Written problem:
Using the material below, copy every line where "России" appears.
— Begin Given information —
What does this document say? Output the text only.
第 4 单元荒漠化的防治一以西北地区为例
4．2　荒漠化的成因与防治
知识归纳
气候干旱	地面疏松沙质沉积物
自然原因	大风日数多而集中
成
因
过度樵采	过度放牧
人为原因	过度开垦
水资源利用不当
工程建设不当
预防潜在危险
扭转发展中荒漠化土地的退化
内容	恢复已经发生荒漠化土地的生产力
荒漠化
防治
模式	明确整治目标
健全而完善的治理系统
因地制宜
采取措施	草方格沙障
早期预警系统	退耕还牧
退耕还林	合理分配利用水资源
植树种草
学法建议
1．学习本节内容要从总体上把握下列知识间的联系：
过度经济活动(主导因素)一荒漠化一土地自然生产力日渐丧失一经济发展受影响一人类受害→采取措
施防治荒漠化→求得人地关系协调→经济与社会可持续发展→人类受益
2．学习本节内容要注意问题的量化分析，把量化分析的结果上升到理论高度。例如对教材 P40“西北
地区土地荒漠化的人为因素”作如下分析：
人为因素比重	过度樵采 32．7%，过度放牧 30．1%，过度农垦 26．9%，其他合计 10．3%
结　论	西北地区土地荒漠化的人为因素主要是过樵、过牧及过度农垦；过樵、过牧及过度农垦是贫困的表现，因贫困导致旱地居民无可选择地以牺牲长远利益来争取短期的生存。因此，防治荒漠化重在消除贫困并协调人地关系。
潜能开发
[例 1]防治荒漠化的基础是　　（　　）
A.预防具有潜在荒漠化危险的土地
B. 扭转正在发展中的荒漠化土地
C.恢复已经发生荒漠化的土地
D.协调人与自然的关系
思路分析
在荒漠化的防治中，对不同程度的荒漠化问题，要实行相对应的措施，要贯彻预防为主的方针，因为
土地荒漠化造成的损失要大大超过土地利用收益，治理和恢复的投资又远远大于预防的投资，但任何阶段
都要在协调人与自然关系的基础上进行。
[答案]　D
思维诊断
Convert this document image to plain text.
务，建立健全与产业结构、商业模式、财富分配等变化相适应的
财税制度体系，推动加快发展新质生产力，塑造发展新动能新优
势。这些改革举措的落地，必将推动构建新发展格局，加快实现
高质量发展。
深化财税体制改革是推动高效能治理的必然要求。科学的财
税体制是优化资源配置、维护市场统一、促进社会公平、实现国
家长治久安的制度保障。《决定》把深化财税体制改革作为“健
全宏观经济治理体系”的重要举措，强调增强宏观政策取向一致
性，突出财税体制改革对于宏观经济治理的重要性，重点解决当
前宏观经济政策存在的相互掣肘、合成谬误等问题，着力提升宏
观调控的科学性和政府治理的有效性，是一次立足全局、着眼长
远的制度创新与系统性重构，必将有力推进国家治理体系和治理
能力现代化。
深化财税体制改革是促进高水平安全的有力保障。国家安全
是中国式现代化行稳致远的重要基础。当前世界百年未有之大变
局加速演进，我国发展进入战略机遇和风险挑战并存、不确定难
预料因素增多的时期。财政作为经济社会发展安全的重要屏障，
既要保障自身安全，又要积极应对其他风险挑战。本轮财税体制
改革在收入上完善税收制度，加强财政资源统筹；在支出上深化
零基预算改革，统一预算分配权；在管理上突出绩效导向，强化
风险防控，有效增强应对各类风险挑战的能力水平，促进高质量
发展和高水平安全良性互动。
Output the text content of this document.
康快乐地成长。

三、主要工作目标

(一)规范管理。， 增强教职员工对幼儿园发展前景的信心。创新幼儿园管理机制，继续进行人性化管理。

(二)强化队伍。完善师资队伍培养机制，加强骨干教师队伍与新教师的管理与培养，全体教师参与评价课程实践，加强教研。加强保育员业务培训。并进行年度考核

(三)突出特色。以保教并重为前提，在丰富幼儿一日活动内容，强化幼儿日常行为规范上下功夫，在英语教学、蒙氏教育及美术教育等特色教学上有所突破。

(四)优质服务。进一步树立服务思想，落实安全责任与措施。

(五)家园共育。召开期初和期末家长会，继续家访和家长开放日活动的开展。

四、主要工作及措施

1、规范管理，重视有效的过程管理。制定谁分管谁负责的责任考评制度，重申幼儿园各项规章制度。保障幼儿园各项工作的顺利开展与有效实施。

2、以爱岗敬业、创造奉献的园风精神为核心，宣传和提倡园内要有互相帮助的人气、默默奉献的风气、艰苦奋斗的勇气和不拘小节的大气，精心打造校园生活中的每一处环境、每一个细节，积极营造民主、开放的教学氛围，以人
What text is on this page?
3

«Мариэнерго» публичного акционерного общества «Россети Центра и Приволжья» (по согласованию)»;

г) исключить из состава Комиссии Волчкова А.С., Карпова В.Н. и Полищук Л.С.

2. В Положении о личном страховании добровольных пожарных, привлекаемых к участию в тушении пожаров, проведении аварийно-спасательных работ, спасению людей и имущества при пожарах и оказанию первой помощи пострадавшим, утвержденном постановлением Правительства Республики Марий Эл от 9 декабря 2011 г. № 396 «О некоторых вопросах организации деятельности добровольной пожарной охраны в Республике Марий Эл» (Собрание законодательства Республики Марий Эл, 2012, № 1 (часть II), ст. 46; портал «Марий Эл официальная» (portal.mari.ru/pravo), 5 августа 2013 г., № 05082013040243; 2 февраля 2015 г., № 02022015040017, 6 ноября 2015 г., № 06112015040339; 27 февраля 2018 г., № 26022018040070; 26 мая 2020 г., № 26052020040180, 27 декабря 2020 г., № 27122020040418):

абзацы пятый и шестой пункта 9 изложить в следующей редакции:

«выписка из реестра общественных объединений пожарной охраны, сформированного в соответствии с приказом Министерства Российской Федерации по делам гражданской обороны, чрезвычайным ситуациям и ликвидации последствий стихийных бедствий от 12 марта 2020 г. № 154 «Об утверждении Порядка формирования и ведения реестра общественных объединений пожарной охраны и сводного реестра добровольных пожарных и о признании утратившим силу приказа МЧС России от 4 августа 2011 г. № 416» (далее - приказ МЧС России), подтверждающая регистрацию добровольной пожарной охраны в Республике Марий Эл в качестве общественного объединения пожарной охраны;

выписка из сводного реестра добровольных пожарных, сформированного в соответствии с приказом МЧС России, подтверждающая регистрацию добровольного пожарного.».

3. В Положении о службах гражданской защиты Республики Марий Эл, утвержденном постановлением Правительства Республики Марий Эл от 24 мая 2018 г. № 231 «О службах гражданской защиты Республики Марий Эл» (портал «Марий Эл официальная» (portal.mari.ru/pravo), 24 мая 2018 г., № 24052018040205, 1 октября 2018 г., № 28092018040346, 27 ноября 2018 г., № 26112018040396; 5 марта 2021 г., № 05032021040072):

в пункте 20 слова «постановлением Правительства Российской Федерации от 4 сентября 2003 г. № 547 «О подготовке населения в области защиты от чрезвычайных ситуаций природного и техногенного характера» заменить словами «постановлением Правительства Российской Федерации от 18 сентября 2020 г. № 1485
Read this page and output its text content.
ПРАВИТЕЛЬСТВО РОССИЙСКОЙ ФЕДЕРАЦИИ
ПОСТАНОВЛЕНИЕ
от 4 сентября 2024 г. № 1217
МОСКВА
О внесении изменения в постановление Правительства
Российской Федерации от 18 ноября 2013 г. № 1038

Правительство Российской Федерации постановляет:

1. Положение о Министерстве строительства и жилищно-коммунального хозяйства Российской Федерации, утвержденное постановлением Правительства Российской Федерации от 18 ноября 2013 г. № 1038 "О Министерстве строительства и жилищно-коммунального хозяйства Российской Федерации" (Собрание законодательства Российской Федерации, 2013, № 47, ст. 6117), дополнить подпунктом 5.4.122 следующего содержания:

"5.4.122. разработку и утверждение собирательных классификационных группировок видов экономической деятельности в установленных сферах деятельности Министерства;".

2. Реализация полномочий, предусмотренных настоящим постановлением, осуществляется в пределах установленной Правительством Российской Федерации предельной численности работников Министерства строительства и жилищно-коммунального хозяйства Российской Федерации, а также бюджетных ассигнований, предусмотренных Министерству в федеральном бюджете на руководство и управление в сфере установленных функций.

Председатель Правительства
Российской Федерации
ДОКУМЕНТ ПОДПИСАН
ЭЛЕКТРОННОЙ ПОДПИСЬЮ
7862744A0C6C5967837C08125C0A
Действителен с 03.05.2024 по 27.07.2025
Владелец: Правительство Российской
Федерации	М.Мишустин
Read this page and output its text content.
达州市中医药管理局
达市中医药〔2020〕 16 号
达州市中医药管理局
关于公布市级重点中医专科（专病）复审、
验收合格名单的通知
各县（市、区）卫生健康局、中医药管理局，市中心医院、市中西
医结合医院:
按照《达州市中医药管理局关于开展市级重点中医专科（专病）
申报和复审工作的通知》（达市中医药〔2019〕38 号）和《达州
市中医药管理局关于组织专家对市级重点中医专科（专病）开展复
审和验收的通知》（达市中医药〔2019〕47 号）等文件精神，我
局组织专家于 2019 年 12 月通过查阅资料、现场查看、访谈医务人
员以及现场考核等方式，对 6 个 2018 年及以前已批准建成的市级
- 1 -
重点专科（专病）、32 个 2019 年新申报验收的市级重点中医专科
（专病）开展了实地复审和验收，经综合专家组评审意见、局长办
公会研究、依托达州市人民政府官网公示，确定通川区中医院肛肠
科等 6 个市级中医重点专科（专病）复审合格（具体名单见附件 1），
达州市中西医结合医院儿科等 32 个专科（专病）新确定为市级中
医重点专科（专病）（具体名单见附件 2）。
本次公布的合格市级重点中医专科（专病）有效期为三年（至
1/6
— End Given information —
Full output:
«выписка из реестра общественных объединений пожарной охраны, сформированного в соответствии с приказом Министерства Российской Федерации по делам гражданской обороны, чрезвычайным ситуациям и ликвидации последствий стихийных бедствий от 12 марта 2020 г. № 154 «Об утверждении Порядка формирования и ведения реестра общественных объединений пожарной охраны и сводного реестра добровольных пожарных и о признании утратившим силу приказа МЧС России от 4 августа 2011 г. № 416» (далее - приказ МЧС России), подтверждающая регистрацию добровольной пожарной охраны в Республике Марий Эл в качестве общественного объединения пожарной охраны;
выписка из сводного реестра добровольных пожарных, сформированного в соответствии с приказом МЧС России, подтверждающая регистрацию добровольного пожарного.».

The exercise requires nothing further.